WRITTEN EXERCISE
Transcribe everything in the data word for word. Pictures are left out.

:: DATA PROVIDED ::

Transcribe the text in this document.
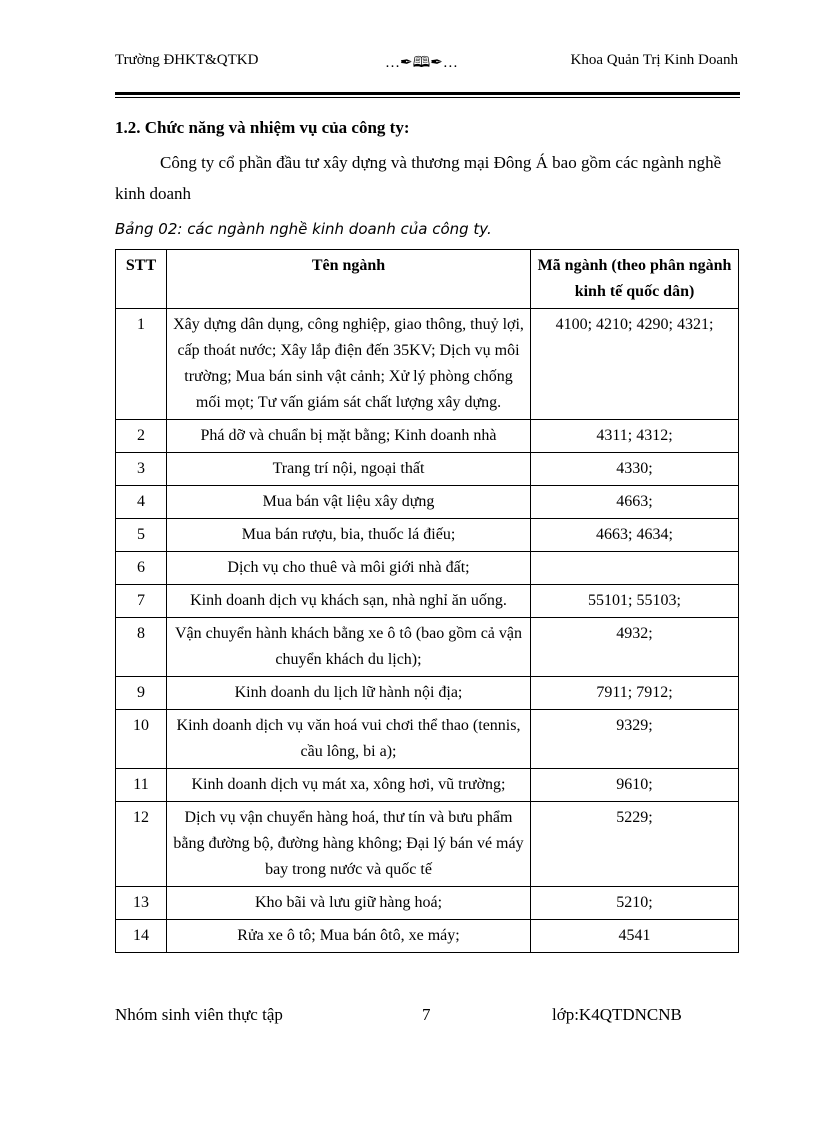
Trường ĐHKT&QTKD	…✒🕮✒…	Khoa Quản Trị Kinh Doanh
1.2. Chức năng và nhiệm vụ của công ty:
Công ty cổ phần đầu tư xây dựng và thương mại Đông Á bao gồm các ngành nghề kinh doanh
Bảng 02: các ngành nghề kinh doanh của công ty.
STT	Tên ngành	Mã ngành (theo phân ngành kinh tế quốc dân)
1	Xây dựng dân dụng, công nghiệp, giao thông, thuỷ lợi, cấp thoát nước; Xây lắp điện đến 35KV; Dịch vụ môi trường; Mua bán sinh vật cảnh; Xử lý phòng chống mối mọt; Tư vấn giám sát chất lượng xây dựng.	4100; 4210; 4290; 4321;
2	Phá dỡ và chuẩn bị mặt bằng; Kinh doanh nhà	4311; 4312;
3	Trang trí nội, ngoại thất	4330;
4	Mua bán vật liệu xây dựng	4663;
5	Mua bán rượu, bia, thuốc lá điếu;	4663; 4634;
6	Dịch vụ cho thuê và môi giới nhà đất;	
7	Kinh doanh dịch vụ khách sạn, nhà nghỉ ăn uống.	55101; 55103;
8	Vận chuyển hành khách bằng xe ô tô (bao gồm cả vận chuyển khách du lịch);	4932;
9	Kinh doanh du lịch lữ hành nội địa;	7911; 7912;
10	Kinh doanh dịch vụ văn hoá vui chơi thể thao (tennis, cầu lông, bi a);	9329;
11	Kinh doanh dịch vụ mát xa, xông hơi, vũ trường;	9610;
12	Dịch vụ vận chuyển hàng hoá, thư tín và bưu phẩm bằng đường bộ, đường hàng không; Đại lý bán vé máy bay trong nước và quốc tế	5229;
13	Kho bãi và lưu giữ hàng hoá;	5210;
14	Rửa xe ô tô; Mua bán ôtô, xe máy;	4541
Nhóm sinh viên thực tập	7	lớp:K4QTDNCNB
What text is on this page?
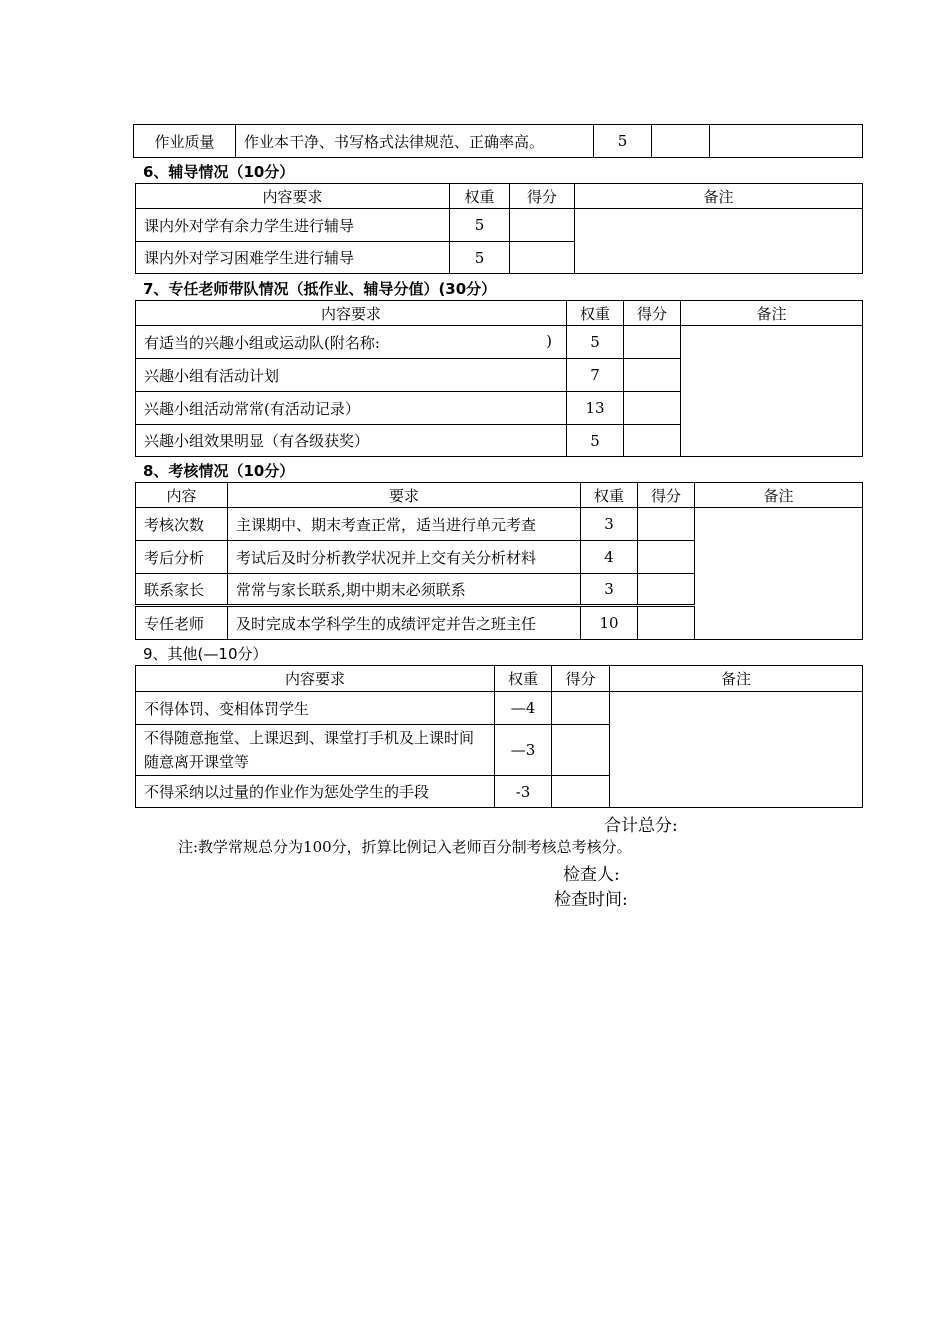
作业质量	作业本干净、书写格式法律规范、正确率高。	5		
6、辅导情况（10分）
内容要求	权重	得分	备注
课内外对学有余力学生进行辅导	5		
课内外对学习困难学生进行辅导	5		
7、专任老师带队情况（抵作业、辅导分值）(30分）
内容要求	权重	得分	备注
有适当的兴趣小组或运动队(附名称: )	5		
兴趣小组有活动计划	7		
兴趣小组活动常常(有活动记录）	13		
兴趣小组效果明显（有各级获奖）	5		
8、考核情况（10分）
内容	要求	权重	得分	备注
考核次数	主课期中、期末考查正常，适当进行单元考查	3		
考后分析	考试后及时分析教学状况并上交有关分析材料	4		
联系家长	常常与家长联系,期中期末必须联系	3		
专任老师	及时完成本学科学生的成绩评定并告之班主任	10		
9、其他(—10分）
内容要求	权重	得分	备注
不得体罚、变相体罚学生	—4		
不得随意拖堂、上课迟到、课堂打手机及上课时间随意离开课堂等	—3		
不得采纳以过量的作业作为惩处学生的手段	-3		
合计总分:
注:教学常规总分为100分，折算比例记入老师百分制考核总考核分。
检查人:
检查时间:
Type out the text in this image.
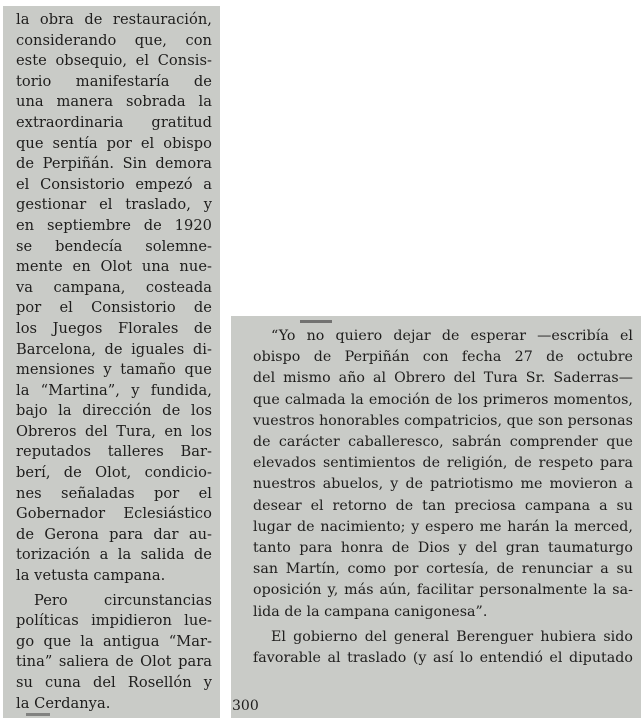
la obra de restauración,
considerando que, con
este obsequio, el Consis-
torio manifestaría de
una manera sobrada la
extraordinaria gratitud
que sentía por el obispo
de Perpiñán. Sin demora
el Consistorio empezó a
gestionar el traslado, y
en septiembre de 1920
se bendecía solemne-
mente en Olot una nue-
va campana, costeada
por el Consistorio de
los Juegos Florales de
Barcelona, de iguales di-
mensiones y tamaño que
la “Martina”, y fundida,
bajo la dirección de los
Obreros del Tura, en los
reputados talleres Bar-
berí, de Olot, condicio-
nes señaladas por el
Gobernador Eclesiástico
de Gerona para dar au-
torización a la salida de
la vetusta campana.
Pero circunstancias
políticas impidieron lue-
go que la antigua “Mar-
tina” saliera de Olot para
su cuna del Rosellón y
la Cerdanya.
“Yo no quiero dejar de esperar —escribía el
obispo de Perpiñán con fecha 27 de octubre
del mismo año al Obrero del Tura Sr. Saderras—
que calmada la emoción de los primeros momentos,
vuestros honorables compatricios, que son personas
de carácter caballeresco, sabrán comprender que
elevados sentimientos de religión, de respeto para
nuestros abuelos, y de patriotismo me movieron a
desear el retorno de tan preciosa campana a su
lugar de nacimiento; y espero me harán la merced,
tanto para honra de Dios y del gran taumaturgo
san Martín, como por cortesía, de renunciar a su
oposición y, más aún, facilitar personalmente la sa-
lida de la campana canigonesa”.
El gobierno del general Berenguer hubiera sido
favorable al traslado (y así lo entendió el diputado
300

:::

OUTPUT BELOW
Transcribe the text in this document.
Trường ĐHKT&QTKD	…✒🕮✒…	Khoa Quản Trị Kinh Doanh
1.2. Chức năng và nhiệm vụ của công ty:
Công ty cổ phần đầu tư xây dựng và thương mại Đông Á bao gồm các ngành nghề kinh doanh
Bảng 02: các ngành nghề kinh doanh của công ty.
STT	Tên ngành	Mã ngành (theo phân ngành kinh tế quốc dân)
1	Xây dựng dân dụng, công nghiệp, giao thông, thuỷ lợi, cấp thoát nước; Xây lắp điện đến 35KV; Dịch vụ môi trường; Mua bán sinh vật cảnh; Xử lý phòng chống mối mọt; Tư vấn giám sát chất lượng xây dựng.	4100; 4210; 4290; 4321;
2	Phá dỡ và chuẩn bị mặt bằng; Kinh doanh nhà	4311; 4312;
3	Trang trí nội, ngoại thất	4330;
4	Mua bán vật liệu xây dựng	4663;
5	Mua bán rượu, bia, thuốc lá điếu;	4663; 4634;
6	Dịch vụ cho thuê và môi giới nhà đất;	
7	Kinh doanh dịch vụ khách sạn, nhà nghỉ ăn uống.	55101; 55103;
8	Vận chuyển hành khách bằng xe ô tô (bao gồm cả vận chuyển khách du lịch);	4932;
9	Kinh doanh du lịch lữ hành nội địa;	7911; 7912;
10	Kinh doanh dịch vụ văn hoá vui chơi thể thao (tennis, cầu lông, bi a);	9329;
11	Kinh doanh dịch vụ mát xa, xông hơi, vũ trường;	9610;
12	Dịch vụ vận chuyển hàng hoá, thư tín và bưu phẩm bằng đường bộ, đường hàng không; Đại lý bán vé máy bay trong nước và quốc tế	5229;
13	Kho bãi và lưu giữ hàng hoá;	5210;
14	Rửa xe ô tô; Mua bán ôtô, xe máy;	4541
Nhóm sinh viên thực tập	7	lớp:K4QTDNCNB
What text is on this page?
作业质量	作业本干净、书写格式法律规范、正确率高。	5		
6、辅导情况（10分）
内容要求	权重	得分	备注
课内外对学有余力学生进行辅导	5		
课内外对学习困难学生进行辅导	5		
7、专任老师带队情况（抵作业、辅导分值）(30分）
内容要求	权重	得分	备注
有适当的兴趣小组或运动队(附名称: )	5		
兴趣小组有活动计划	7		
兴趣小组活动常常(有活动记录）	13		
兴趣小组效果明显（有各级获奖）	5		
8、考核情况（10分）
内容	要求	权重	得分	备注
考核次数	主课期中、期末考查正常，适当进行单元考查	3		
考后分析	考试后及时分析教学状况并上交有关分析材料	4		
联系家长	常常与家长联系,期中期末必须联系	3		
专任老师	及时完成本学科学生的成绩评定并告之班主任	10		
9、其他(—10分）
内容要求	权重	得分	备注
不得体罚、变相体罚学生	—4		
不得随意拖堂、上课迟到、课堂打手机及上课时间随意离开课堂等	—3		
不得采纳以过量的作业作为惩处学生的手段	-3		
合计总分:
注:教学常规总分为100分，折算比例记入老师百分制考核总考核分。
检查人:
检查时间:
Type out the text in this image.
la obra de restauración,
considerando que, con
este obsequio, el Consis-
torio manifestaría de
una manera sobrada la
extraordinaria gratitud
que sentía por el obispo
de Perpiñán. Sin demora
el Consistorio empezó a
gestionar el traslado, y
en septiembre de 1920
se bendecía solemne-
mente en Olot una nue-
va campana, costeada
por el Consistorio de
los Juegos Florales de
Barcelona, de iguales di-
mensiones y tamaño que
la “Martina”, y fundida,
bajo la dirección de los
Obreros del Tura, en los
reputados talleres Bar-
berí, de Olot, condicio-
nes señaladas por el
Gobernador Eclesiástico
de Gerona para dar au-
torización a la salida de
la vetusta campana.
Pero circunstancias
políticas impidieron lue-
go que la antigua “Mar-
tina” saliera de Olot para
su cuna del Rosellón y
la Cerdanya.
“Yo no quiero dejar de esperar —escribía el
obispo de Perpiñán con fecha 27 de octubre
del mismo año al Obrero del Tura Sr. Saderras—
que calmada la emoción de los primeros momentos,
vuestros honorables compatricios, que son personas
de carácter caballeresco, sabrán comprender que
elevados sentimientos de religión, de respeto para
nuestros abuelos, y de patriotismo me movieron a
desear el retorno de tan preciosa campana a su
lugar de nacimiento; y espero me harán la merced,
tanto para honra de Dios y del gran taumaturgo
san Martín, como por cortesía, de renunciar a su
oposición y, más aún, facilitar personalmente la sa-
lida de la campana canigonesa”.
El gobierno del general Berenguer hubiera sido
favorable al traslado (y así lo entendió el diputado
300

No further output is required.